* _EXERCISE TASK_: In the entries below, find every line holding the string "category" and collect it.

====== RECORDED DATA

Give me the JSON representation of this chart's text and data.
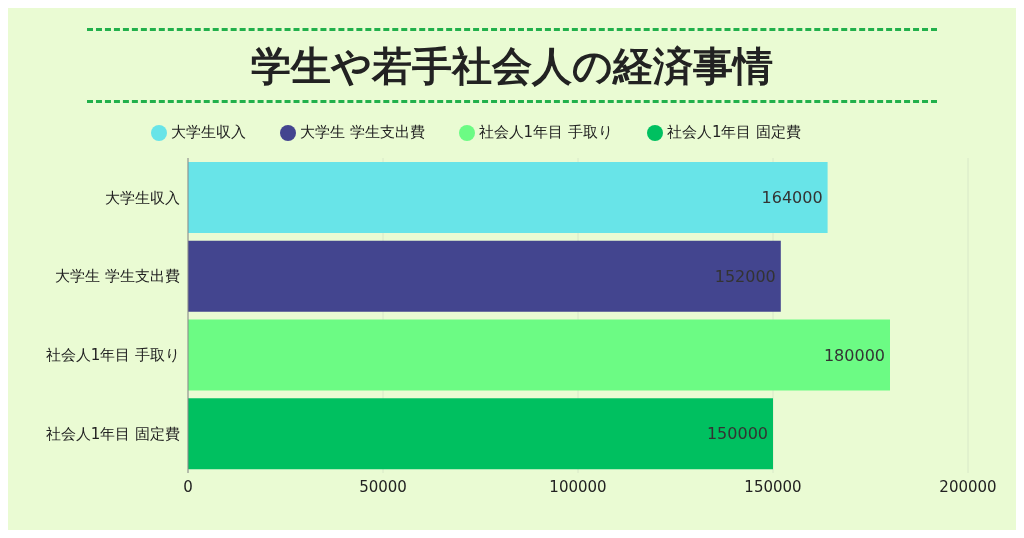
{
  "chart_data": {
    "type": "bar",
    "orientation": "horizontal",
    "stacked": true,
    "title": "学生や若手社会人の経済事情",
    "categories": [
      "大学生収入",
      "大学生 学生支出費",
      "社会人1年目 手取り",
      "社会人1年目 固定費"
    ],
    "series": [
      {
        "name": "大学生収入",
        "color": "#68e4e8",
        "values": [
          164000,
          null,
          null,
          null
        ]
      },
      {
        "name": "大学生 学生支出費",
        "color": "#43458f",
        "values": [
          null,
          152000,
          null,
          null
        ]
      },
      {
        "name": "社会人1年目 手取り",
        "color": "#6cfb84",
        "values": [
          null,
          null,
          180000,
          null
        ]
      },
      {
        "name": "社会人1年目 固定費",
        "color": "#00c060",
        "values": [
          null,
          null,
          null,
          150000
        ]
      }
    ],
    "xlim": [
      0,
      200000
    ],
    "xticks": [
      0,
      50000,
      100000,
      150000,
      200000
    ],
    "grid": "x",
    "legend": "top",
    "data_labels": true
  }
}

============
====== RECORDED DATA

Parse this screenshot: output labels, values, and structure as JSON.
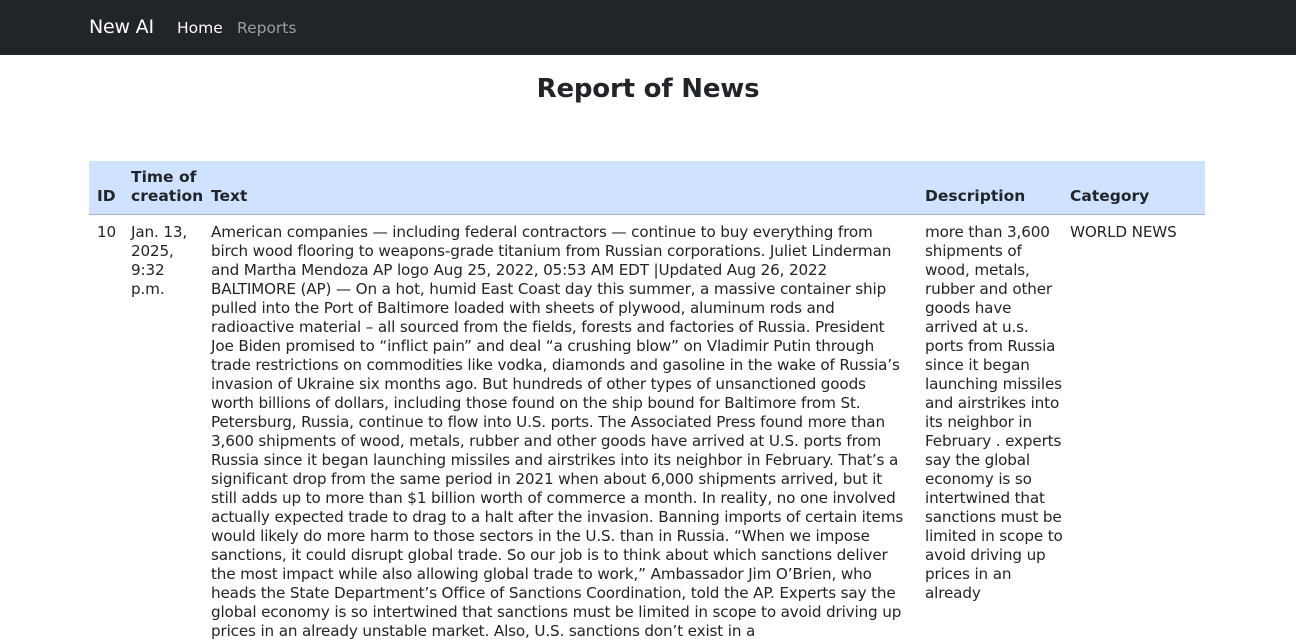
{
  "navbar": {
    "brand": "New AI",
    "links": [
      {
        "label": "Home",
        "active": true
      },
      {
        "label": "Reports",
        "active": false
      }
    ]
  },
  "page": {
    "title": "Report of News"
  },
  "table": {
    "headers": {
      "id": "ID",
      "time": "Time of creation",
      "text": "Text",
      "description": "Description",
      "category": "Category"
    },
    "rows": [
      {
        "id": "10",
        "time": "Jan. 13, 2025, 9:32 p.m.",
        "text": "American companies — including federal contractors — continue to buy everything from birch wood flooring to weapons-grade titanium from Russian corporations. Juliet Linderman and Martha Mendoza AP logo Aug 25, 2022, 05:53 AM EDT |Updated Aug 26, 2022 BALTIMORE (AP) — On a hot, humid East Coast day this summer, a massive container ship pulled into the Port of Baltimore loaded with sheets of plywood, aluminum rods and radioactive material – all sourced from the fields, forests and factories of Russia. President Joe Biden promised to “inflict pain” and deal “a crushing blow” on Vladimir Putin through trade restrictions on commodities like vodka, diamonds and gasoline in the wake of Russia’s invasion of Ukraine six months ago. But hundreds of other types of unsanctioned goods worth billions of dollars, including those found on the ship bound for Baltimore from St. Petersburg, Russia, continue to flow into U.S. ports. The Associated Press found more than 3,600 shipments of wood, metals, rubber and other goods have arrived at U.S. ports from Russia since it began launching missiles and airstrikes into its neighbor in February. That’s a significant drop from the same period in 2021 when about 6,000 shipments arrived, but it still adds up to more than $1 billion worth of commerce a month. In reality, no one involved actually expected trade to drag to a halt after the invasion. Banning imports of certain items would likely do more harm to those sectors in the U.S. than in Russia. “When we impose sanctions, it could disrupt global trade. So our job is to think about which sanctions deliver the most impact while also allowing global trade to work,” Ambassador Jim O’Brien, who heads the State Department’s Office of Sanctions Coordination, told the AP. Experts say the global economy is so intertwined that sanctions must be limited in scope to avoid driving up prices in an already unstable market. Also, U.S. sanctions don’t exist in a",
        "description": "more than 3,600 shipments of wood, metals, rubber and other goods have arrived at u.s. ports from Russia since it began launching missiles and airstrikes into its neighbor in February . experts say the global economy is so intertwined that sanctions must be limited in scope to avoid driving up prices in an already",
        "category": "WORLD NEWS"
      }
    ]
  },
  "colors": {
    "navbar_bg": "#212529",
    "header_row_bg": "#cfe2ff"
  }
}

============
====== RECORDED DATA

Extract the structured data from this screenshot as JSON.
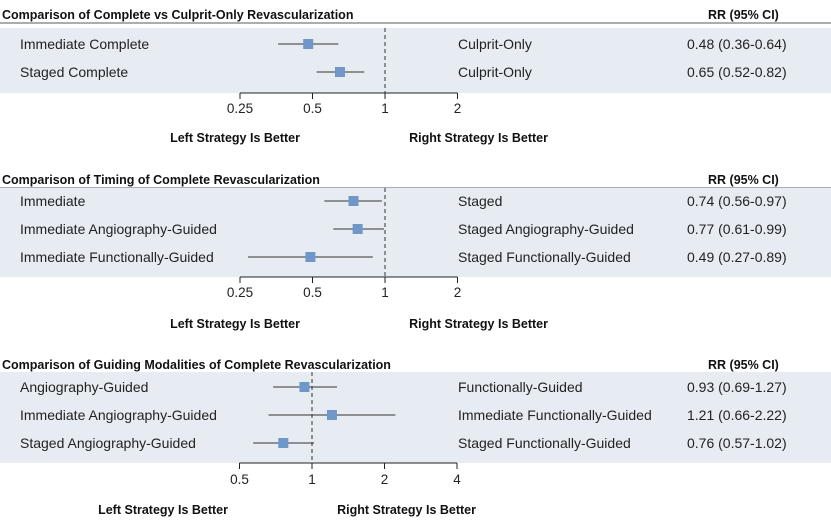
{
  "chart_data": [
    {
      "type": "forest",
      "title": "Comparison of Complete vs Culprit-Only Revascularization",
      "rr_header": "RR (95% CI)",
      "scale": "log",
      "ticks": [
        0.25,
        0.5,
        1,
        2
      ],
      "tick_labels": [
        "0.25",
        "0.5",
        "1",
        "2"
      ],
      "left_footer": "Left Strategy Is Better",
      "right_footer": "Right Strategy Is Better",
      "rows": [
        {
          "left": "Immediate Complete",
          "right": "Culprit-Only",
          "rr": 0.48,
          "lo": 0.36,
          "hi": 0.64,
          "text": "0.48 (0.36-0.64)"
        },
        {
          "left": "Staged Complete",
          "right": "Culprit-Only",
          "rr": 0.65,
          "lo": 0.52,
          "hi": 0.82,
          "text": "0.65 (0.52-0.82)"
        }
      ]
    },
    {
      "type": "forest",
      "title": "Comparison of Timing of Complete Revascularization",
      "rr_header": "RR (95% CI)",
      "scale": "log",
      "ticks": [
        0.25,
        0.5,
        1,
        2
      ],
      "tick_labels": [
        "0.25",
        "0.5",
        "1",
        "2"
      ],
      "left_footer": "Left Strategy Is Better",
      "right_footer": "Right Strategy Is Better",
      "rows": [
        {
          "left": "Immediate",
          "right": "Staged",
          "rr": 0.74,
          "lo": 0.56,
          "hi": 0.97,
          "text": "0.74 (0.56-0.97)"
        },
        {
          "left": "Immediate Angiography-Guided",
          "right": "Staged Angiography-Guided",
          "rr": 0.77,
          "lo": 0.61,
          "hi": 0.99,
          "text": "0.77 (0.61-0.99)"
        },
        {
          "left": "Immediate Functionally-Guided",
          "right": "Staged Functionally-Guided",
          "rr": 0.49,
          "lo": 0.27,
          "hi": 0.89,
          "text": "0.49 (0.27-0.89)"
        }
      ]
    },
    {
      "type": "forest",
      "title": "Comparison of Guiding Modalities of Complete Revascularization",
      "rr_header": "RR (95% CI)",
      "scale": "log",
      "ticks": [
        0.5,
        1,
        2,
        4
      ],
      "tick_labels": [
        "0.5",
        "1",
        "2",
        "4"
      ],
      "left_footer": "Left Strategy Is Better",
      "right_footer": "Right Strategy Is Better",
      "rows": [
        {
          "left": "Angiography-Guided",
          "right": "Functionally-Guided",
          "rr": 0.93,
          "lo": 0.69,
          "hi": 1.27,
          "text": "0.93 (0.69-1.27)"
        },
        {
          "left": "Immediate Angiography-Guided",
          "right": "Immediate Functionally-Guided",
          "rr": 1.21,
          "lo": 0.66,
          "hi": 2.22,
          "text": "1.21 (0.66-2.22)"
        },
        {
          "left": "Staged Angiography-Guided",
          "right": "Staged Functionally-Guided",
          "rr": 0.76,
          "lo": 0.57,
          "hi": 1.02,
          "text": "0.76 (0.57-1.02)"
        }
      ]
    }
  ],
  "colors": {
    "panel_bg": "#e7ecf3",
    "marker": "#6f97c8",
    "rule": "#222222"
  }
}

============

* _THE ANSWER_:
      "category": "Category"
        "category": "WORLD NEWS"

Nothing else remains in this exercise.